* What is required: Locate the lines where "this" occurs and copy them as they stand.

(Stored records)
* * * * * * * * *
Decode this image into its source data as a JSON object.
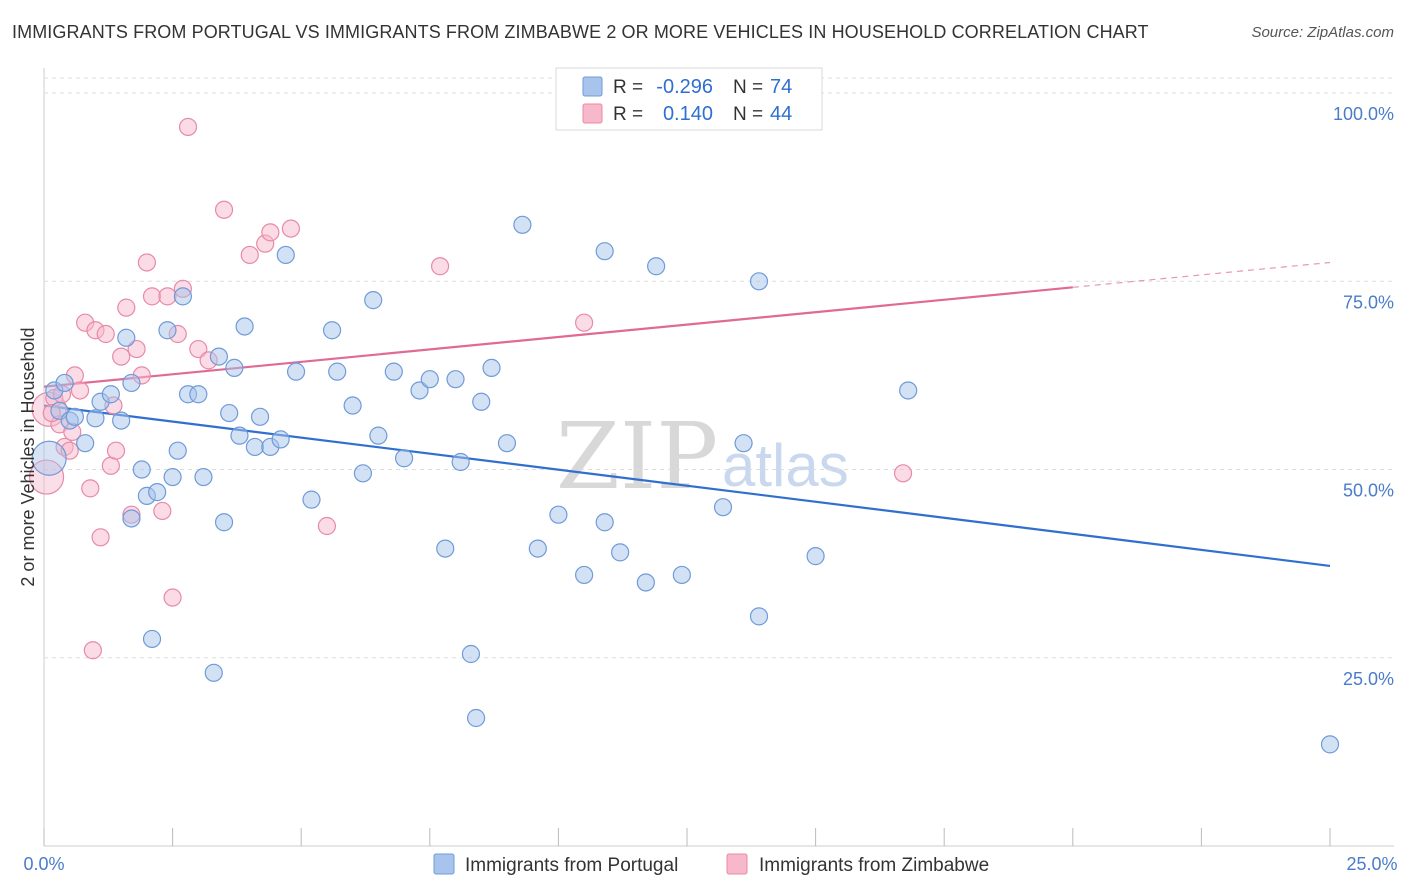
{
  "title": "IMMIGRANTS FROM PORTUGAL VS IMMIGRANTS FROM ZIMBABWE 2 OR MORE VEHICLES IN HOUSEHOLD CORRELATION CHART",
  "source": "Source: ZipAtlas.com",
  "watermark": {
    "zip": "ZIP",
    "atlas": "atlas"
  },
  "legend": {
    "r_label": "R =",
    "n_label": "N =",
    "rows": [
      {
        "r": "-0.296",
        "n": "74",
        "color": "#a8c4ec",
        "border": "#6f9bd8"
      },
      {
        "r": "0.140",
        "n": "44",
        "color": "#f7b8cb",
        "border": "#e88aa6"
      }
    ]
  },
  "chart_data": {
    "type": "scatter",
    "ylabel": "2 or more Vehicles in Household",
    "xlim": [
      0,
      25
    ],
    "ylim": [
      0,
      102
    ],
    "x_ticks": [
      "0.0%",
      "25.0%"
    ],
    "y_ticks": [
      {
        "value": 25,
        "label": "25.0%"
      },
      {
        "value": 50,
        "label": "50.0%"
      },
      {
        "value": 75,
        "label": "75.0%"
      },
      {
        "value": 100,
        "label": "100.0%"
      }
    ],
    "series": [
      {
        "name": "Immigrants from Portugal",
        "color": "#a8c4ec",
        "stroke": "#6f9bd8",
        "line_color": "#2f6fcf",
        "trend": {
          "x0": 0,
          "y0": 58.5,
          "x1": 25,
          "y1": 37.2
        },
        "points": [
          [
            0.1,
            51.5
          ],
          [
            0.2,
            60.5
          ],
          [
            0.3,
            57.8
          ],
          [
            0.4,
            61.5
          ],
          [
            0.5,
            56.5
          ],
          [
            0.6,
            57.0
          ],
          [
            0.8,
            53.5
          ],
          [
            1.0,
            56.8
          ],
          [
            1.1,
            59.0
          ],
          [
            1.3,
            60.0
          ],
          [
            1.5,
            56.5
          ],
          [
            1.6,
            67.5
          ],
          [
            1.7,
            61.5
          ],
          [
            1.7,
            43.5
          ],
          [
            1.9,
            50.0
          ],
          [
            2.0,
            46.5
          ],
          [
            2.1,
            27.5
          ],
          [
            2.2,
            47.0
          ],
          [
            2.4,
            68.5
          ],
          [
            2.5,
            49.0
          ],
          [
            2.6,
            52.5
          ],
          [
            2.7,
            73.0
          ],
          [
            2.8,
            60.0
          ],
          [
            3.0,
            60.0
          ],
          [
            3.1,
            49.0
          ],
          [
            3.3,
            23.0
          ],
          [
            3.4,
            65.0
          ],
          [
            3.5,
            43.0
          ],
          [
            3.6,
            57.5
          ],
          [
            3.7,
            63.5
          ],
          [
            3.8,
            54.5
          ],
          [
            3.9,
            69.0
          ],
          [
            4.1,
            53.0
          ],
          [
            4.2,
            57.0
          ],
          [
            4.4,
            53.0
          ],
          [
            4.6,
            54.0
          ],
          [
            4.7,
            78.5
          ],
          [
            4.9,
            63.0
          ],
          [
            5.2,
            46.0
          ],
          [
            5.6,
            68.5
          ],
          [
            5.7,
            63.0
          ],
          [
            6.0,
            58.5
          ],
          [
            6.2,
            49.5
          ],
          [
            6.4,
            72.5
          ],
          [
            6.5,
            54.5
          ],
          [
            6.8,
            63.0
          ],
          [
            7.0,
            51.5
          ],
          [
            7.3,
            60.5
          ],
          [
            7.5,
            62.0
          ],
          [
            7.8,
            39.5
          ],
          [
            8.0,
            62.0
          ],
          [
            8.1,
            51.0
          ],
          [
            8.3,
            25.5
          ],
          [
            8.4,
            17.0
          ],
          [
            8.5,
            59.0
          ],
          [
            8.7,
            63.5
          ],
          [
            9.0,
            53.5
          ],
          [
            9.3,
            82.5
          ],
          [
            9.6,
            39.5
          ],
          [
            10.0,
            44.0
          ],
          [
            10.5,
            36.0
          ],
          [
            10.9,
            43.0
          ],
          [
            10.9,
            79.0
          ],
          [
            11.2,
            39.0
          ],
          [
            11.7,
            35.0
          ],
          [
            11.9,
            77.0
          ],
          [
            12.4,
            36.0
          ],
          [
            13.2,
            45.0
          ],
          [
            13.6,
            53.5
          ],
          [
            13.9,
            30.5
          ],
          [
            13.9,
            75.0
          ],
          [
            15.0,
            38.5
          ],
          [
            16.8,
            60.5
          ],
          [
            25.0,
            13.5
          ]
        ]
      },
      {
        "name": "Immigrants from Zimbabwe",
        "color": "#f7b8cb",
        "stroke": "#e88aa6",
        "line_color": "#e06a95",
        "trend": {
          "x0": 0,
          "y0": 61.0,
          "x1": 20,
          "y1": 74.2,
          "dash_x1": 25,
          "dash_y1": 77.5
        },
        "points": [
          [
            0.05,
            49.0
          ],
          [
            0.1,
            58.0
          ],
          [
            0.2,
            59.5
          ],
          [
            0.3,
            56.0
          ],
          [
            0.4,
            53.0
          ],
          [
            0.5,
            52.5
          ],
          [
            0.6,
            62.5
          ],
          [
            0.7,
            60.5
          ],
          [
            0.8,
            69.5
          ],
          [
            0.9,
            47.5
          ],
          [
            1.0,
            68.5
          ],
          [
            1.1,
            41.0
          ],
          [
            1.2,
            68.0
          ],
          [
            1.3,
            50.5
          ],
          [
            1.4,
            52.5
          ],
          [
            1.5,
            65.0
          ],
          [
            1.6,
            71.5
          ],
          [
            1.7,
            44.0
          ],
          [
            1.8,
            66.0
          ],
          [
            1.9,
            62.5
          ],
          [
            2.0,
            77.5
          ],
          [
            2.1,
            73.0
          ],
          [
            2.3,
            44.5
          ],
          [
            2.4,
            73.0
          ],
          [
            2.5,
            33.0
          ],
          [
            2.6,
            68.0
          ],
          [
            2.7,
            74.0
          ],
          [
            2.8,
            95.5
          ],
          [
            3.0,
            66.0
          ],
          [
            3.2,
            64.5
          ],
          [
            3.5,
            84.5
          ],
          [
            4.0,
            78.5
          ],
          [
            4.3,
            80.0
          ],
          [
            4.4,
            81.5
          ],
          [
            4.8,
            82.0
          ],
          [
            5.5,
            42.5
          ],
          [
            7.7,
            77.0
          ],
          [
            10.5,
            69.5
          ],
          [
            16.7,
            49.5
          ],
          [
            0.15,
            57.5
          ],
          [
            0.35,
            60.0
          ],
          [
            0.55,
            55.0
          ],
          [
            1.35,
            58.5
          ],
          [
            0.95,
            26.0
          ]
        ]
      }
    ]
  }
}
* * * * * * * * *
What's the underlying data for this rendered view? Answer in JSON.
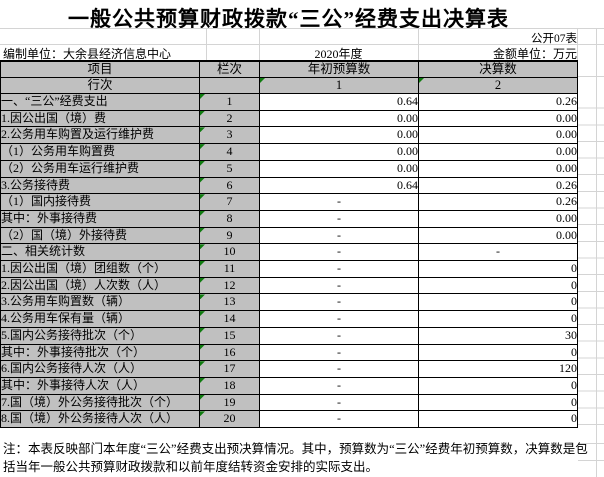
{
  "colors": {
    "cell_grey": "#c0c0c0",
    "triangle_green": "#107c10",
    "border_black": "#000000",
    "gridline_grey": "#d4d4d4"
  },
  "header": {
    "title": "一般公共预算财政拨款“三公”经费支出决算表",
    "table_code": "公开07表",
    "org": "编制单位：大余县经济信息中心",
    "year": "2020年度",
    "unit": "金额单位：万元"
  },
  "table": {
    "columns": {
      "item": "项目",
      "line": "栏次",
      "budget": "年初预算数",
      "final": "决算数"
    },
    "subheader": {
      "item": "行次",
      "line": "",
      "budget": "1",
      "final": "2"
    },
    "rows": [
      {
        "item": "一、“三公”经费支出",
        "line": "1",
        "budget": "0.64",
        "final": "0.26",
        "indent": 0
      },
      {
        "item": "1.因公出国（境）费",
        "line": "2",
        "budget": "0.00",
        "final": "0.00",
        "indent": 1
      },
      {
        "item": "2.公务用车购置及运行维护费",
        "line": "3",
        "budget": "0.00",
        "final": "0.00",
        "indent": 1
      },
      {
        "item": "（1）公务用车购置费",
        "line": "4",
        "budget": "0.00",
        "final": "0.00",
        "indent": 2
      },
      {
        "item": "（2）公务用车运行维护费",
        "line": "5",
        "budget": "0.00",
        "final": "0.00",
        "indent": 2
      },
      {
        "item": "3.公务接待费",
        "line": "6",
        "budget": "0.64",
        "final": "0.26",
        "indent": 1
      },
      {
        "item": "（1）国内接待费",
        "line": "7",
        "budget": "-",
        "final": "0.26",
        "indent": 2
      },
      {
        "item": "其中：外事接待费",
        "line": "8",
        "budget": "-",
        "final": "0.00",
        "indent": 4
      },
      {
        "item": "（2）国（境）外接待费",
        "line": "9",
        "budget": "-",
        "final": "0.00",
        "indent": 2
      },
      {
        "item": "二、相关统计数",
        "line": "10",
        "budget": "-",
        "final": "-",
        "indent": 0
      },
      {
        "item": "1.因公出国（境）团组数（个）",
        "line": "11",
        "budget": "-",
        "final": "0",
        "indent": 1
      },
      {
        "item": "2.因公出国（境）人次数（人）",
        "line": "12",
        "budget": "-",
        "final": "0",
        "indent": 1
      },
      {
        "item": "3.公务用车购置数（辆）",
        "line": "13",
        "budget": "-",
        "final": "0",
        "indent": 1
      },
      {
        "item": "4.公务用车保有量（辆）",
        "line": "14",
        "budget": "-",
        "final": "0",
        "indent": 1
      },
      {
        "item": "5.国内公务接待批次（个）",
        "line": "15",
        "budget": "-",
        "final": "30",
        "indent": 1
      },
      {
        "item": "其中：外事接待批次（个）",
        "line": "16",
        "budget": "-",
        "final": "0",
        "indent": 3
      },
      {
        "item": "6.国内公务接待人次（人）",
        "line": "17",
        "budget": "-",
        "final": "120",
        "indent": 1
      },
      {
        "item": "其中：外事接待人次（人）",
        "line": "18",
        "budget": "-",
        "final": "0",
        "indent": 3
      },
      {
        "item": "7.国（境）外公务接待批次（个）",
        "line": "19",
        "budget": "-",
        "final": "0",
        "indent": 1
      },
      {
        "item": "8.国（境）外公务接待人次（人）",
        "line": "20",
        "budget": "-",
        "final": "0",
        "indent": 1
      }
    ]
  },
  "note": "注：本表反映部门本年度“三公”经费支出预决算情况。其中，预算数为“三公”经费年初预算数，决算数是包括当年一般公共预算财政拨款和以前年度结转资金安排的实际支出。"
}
* * * * * * * * *
* Finished exercise:
Decode this image into its source data as a JSON object.
What's the underlying data for this rendered view? Answer in JSON.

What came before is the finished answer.